=== WRITTEN REQUEST ===
Pick out each line of the records that includes the string "已知向量", and copy it.

____ MATERIAL FOR THIS TASK

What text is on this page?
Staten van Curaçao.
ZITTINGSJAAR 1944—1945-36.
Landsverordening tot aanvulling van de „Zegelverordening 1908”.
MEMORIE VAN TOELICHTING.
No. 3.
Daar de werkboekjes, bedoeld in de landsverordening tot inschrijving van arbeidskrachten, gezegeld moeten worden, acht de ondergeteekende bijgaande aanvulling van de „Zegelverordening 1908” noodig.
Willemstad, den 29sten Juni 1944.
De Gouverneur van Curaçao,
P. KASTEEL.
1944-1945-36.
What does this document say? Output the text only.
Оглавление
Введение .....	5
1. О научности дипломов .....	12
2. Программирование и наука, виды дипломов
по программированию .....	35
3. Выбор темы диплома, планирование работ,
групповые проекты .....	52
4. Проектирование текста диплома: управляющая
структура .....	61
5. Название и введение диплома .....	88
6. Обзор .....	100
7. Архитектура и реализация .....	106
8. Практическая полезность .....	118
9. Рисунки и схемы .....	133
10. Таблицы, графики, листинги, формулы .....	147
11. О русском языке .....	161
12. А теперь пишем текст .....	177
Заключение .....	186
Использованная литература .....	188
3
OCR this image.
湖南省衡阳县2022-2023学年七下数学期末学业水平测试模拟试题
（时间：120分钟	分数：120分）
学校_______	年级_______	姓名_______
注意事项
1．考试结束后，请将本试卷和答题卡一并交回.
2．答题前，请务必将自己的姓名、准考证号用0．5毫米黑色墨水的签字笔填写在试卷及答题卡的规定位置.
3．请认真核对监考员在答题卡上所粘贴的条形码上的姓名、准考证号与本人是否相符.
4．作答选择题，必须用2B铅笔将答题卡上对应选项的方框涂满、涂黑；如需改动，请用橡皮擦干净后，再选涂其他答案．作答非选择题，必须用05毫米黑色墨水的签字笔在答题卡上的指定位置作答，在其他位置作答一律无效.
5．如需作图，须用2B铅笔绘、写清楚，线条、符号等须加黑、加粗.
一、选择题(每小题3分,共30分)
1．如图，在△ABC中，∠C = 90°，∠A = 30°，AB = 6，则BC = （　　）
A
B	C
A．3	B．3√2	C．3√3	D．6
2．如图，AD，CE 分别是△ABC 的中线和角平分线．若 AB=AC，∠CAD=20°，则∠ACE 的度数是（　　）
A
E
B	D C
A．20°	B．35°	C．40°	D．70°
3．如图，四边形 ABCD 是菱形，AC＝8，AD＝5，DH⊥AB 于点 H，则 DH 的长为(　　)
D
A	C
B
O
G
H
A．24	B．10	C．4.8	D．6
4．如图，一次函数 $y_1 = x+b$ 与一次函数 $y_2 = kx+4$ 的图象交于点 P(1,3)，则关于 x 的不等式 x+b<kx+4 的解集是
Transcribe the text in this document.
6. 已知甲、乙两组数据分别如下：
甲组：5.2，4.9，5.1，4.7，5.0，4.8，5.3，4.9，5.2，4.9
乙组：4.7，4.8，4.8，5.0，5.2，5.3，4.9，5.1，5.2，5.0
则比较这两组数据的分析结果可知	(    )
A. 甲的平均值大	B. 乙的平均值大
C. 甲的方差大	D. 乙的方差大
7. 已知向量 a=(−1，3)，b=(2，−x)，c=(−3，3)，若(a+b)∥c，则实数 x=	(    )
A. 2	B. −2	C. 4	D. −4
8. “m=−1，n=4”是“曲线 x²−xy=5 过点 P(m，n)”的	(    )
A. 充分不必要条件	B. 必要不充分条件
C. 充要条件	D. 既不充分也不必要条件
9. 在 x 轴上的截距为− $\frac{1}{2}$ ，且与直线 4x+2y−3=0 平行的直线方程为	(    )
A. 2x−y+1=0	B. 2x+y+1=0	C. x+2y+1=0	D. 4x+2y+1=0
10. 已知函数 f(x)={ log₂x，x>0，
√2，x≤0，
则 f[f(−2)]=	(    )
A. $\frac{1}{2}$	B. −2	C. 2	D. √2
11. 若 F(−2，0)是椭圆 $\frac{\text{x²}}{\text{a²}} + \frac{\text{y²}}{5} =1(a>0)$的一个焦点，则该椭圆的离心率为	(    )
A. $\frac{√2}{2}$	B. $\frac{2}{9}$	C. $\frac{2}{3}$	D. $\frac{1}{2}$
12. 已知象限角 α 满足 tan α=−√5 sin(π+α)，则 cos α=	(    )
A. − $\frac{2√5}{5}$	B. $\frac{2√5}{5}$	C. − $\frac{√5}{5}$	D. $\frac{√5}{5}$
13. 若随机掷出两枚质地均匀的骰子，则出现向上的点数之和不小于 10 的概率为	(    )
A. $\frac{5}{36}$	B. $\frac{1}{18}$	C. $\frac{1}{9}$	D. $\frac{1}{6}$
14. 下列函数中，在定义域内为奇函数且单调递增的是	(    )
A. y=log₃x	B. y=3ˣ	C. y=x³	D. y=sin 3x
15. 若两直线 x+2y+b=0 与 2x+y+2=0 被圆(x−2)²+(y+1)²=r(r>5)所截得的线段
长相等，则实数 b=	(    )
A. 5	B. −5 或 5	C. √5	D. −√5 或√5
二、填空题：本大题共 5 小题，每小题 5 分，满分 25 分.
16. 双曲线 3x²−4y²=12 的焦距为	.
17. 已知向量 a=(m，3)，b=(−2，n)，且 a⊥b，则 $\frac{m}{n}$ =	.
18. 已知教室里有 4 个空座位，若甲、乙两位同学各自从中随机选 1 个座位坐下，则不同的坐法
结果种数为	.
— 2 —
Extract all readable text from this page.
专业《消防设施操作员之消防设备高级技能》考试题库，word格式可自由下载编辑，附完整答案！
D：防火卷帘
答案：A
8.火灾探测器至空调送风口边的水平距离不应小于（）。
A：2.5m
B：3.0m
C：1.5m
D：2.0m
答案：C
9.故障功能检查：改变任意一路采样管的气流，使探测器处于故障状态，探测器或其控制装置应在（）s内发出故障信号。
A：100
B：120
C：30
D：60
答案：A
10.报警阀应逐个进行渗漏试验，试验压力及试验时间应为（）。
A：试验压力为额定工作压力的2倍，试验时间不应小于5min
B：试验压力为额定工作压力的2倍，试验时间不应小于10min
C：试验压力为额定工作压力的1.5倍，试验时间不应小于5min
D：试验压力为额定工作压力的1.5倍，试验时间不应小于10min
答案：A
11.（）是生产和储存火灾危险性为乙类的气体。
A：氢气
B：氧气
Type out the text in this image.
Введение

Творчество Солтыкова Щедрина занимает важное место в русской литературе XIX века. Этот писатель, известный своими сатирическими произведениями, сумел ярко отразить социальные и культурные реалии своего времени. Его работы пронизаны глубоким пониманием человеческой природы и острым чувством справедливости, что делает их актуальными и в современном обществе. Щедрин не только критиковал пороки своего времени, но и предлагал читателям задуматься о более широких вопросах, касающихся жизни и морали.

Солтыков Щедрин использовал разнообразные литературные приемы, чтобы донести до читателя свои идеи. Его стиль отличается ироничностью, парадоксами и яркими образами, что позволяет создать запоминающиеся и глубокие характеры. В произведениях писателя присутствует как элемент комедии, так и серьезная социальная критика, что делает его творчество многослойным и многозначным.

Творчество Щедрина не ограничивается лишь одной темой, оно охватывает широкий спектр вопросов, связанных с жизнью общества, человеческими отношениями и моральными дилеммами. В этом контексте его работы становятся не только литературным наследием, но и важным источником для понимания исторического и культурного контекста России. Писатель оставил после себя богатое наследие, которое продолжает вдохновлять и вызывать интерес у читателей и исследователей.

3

________

=== OUTPUT FOR THIS TASK ===
7. 已知向量 a=(−1，3)，b=(2，−x)，c=(−3，3)，若(a+b)∥c，则实数 x=	(    )
17. 已知向量 a=(m，3)，b=(−2，n)，且 a⊥b，则 $\frac{m}{n}$ =	.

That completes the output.